____ INFORMATION SUPPLIED

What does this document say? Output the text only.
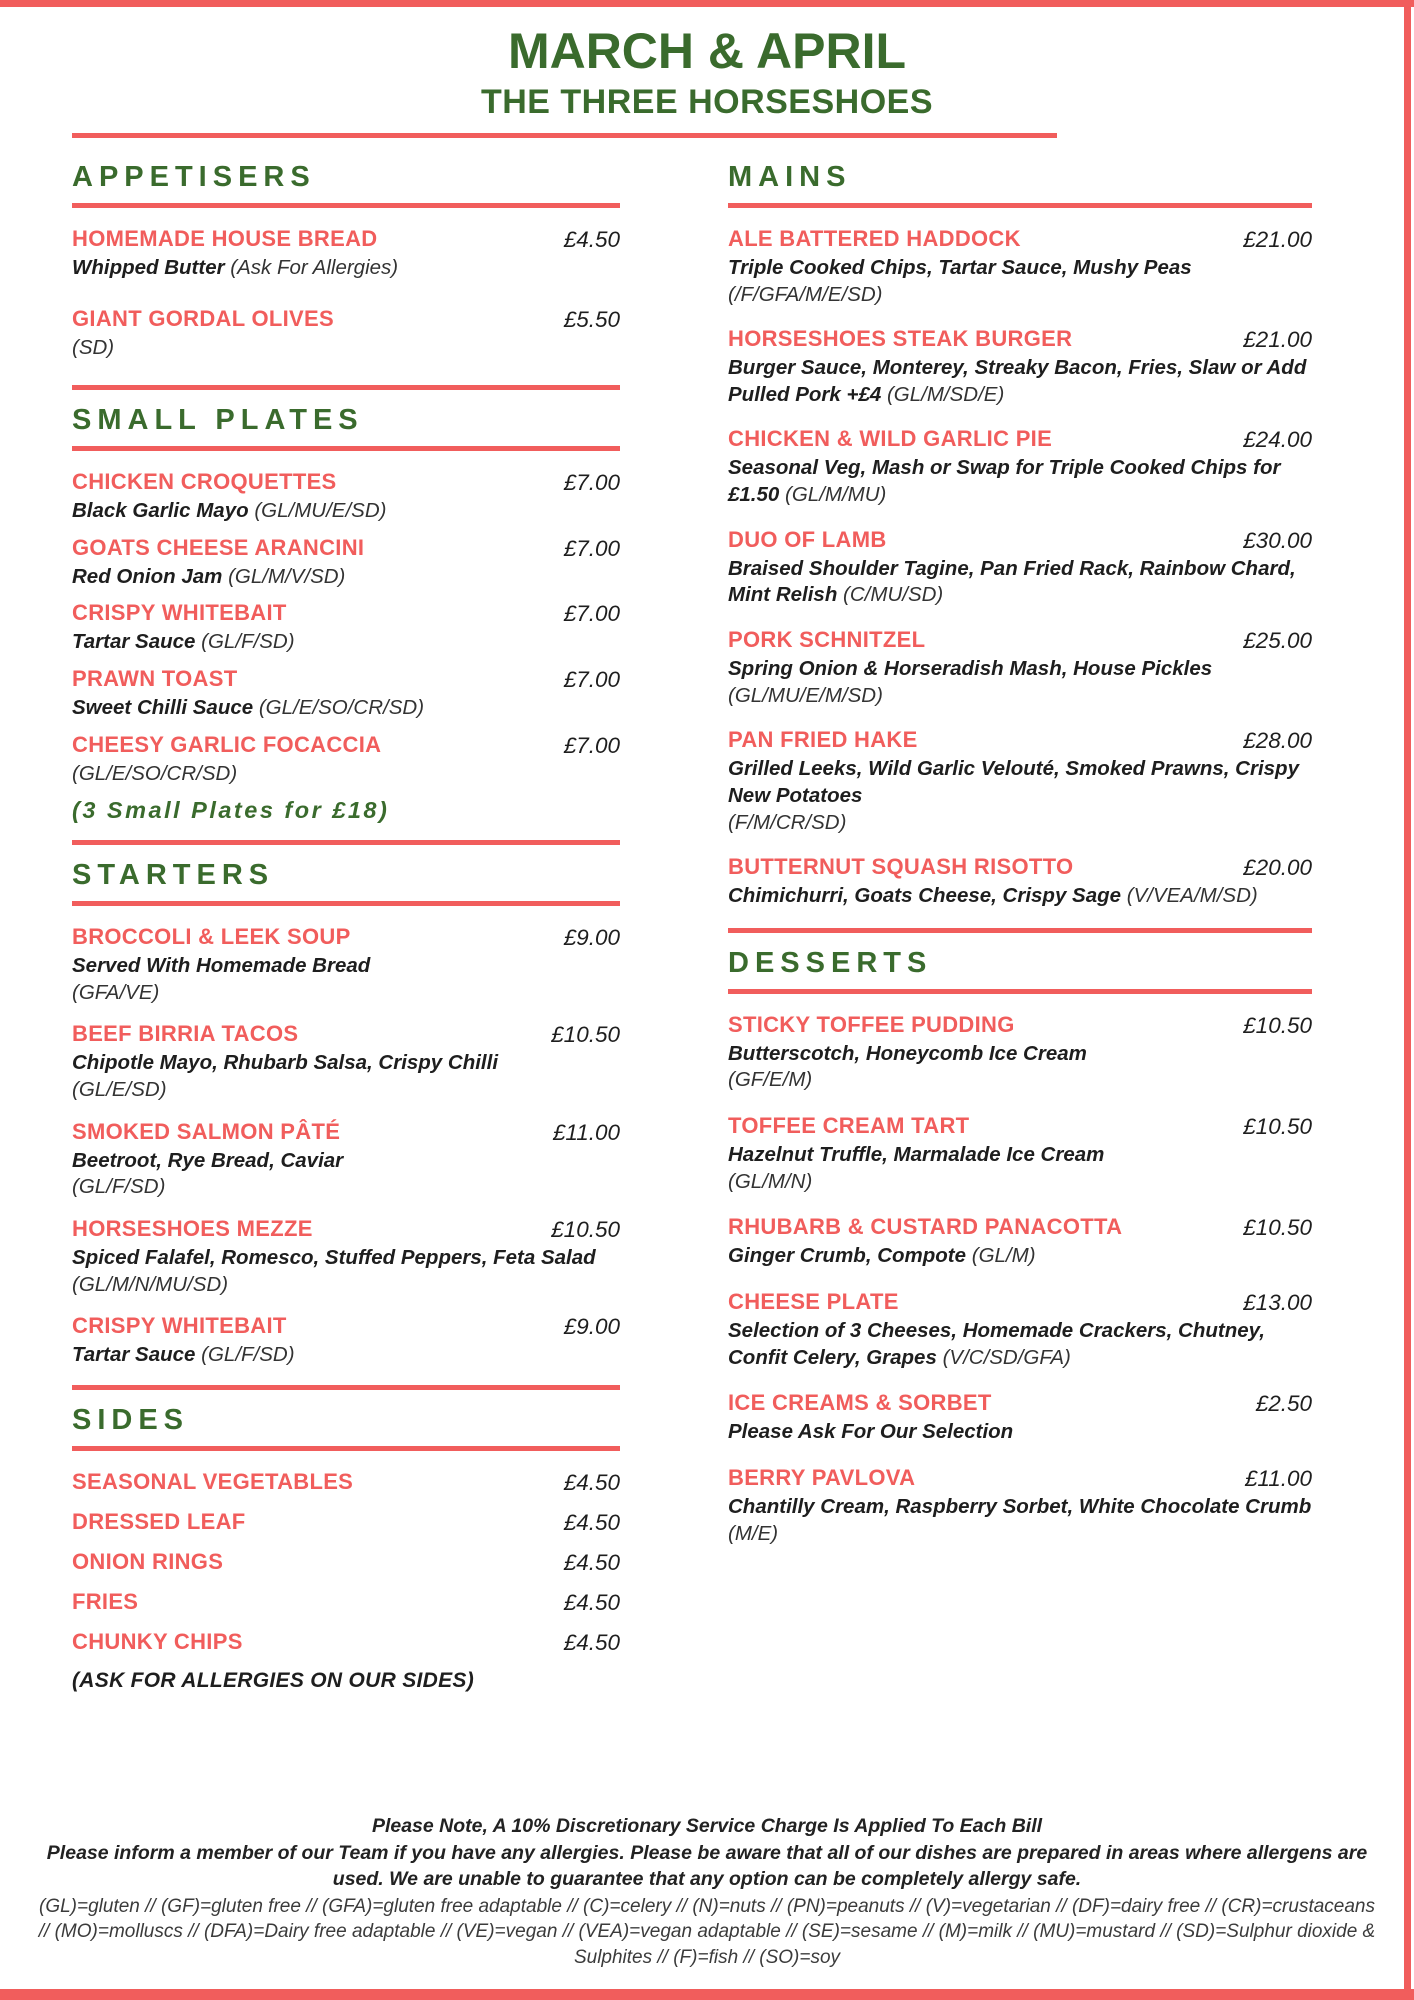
MARCH & APRIL
THE THREE HORSESHOES
APPETISERS
HOMEMADE HOUSE BREAD	£4.50

Whipped Butter (Ask For Allergies)

GIANT GORDAL OLIVES	£5.50

(SD)

SMALL PLATES
CHICKEN CROQUETTES	£7.00

Black Garlic Mayo (GL/MU/E/SD)

GOATS CHEESE ARANCINI	£7.00

Red Onion Jam (GL/M/V/SD)

CRISPY WHITEBAIT	£7.00

Tartar Sauce (GL/F/SD)

PRAWN TOAST	£7.00

Sweet Chilli Sauce (GL/E/SO/CR/SD)

CHEESY GARLIC FOCACCIA	£7.00

(GL/E/SO/CR/SD)

(3 Small Plates for £18)

STARTERS
BROCCOLI & LEEK SOUP	£9.00

Served With Homemade Bread
(GFA/VE)

BEEF BIRRIA TACOS	£10.50

Chipotle Mayo, Rhubarb Salsa, Crispy Chilli
(GL/E/SD)

SMOKED SALMON PÂTÉ	£11.00

Beetroot, Rye Bread, Caviar
(GL/F/SD)

HORSESHOES MEZZE	£10.50

Spiced Falafel, Romesco, Stuffed Peppers, Feta Salad (GL/M/N/MU/SD)

CRISPY WHITEBAIT	£9.00

Tartar Sauce (GL/F/SD)

SIDES
SEASONAL VEGETABLES	£4.50
DRESSED LEAF	£4.50
ONION RINGS	£4.50
FRIES	£4.50
CHUNKY CHIPS	£4.50

(ASK FOR ALLERGIES ON OUR SIDES)

MAINS
ALE BATTERED HADDOCK	£21.00

Triple Cooked Chips, Tartar Sauce, Mushy Peas (/F/GFA/M/E/SD)

HORSESHOES STEAK BURGER	£21.00

Burger Sauce, Monterey, Streaky Bacon, Fries, Slaw or Add Pulled Pork +£4 (GL/M/SD/E)

CHICKEN & WILD GARLIC PIE	£24.00

Seasonal Veg, Mash or Swap for Triple Cooked Chips for £1.50 (GL/M/MU)

DUO OF LAMB	£30.00

Braised Shoulder Tagine, Pan Fried Rack, Rainbow Chard, Mint Relish (C/MU/SD)

PORK SCHNITZEL	£25.00

Spring Onion & Horseradish Mash, House Pickles (GL/MU/E/M/SD)

PAN FRIED HAKE	£28.00

Grilled Leeks, Wild Garlic Velouté, Smoked Prawns, Crispy New Potatoes
(F/M/CR/SD)

BUTTERNUT SQUASH RISOTTO	£20.00

Chimichurri, Goats Cheese, Crispy Sage (V/VEA/M/SD)

DESSERTS
STICKY TOFFEE PUDDING	£10.50

Butterscotch, Honeycomb Ice Cream
(GF/E/M)

TOFFEE CREAM TART	£10.50

Hazelnut Truffle, Marmalade Ice Cream
(GL/M/N)

RHUBARB & CUSTARD PANACOTTA	£10.50

Ginger Crumb, Compote (GL/M)

CHEESE PLATE	£13.00

Selection of 3 Cheeses, Homemade Crackers, Chutney, Confit Celery, Grapes (V/C/SD/GFA)

ICE CREAMS & SORBET	£2.50

Please Ask For Our Selection

BERRY PAVLOVA	£11.00

Chantilly Cream, Raspberry Sorbet, White Chocolate Crumb (M/E)

Please Note, A 10% Discretionary Service Charge Is Applied To Each Bill

Please inform a member of our Team if you have any allergies. Please be aware that all of our dishes are prepared in areas where allergens are used. We are unable to guarantee that any option can be completely allergy safe.

(GL)=gluten // (GF)=gluten free // (GFA)=gluten free adaptable // (C)=celery // (N)=nuts // (PN)=peanuts // (V)=vegetarian // (DF)=dairy free // (CR)=crustaceans // (MO)=molluscs // (DFA)=Dairy free adaptable // (VE)=vegan // (VEA)=vegan adaptable // (SE)=sesame // (M)=milk // (MU)=mustard // (SD)=Sulphur dioxide & Sulphites // (F)=fish // (SO)=soy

________

→ **THE PROBLEM**
The pictures should not be reproduced; quote all of the other material exactly.

→ **EXERCISE RESPONSE**
What does this document say? Output the text only.
MARCH & APRIL
THE THREE HORSESHOES
APPETISERS
HOMEMADE HOUSE BREAD	£4.50

Whipped Butter (Ask For Allergies)

GIANT GORDAL OLIVES	£5.50

(SD)

SMALL PLATES
CHICKEN CROQUETTES	£7.00

Black Garlic Mayo (GL/MU/E/SD)

GOATS CHEESE ARANCINI	£7.00

Red Onion Jam (GL/M/V/SD)

CRISPY WHITEBAIT	£7.00

Tartar Sauce (GL/F/SD)

PRAWN TOAST	£7.00

Sweet Chilli Sauce (GL/E/SO/CR/SD)

CHEESY GARLIC FOCACCIA	£7.00

(GL/E/SO/CR/SD)

(3 Small Plates for £18)

STARTERS
BROCCOLI & LEEK SOUP	£9.00

Served With Homemade Bread
(GFA/VE)

BEEF BIRRIA TACOS	£10.50

Chipotle Mayo, Rhubarb Salsa, Crispy Chilli
(GL/E/SD)

SMOKED SALMON PÂTÉ	£11.00

Beetroot, Rye Bread, Caviar
(GL/F/SD)

HORSESHOES MEZZE	£10.50

Spiced Falafel, Romesco, Stuffed Peppers, Feta Salad (GL/M/N/MU/SD)

CRISPY WHITEBAIT	£9.00

Tartar Sauce (GL/F/SD)

SIDES
SEASONAL VEGETABLES	£4.50
DRESSED LEAF	£4.50
ONION RINGS	£4.50
FRIES	£4.50
CHUNKY CHIPS	£4.50

(ASK FOR ALLERGIES ON OUR SIDES)

MAINS
ALE BATTERED HADDOCK	£21.00

Triple Cooked Chips, Tartar Sauce, Mushy Peas (/F/GFA/M/E/SD)

HORSESHOES STEAK BURGER	£21.00

Burger Sauce, Monterey, Streaky Bacon, Fries, Slaw or Add Pulled Pork +£4 (GL/M/SD/E)

CHICKEN & WILD GARLIC PIE	£24.00

Seasonal Veg, Mash or Swap for Triple Cooked Chips for £1.50 (GL/M/MU)

DUO OF LAMB	£30.00

Braised Shoulder Tagine, Pan Fried Rack, Rainbow Chard, Mint Relish (C/MU/SD)

PORK SCHNITZEL	£25.00

Spring Onion & Horseradish Mash, House Pickles (GL/MU/E/M/SD)

PAN FRIED HAKE	£28.00

Grilled Leeks, Wild Garlic Velouté, Smoked Prawns, Crispy New Potatoes
(F/M/CR/SD)

BUTTERNUT SQUASH RISOTTO	£20.00

Chimichurri, Goats Cheese, Crispy Sage (V/VEA/M/SD)

DESSERTS
STICKY TOFFEE PUDDING	£10.50

Butterscotch, Honeycomb Ice Cream
(GF/E/M)

TOFFEE CREAM TART	£10.50

Hazelnut Truffle, Marmalade Ice Cream
(GL/M/N)

RHUBARB & CUSTARD PANACOTTA	£10.50

Ginger Crumb, Compote (GL/M)

CHEESE PLATE	£13.00

Selection of 3 Cheeses, Homemade Crackers, Chutney, Confit Celery, Grapes (V/C/SD/GFA)

ICE CREAMS & SORBET	£2.50

Please Ask For Our Selection

BERRY PAVLOVA	£11.00

Chantilly Cream, Raspberry Sorbet, White Chocolate Crumb (M/E)

Please Note, A 10% Discretionary Service Charge Is Applied To Each Bill

Please inform a member of our Team if you have any allergies. Please be aware that all of our dishes are prepared in areas where allergens are used. We are unable to guarantee that any option can be completely allergy safe.

(GL)=gluten // (GF)=gluten free // (GFA)=gluten free adaptable // (C)=celery // (N)=nuts // (PN)=peanuts // (V)=vegetarian // (DF)=dairy free // (CR)=crustaceans // (MO)=molluscs // (DFA)=Dairy free adaptable // (VE)=vegan // (VEA)=vegan adaptable // (SE)=sesame // (M)=milk // (MU)=mustard // (SD)=Sulphur dioxide & Sulphites // (F)=fish // (SO)=soy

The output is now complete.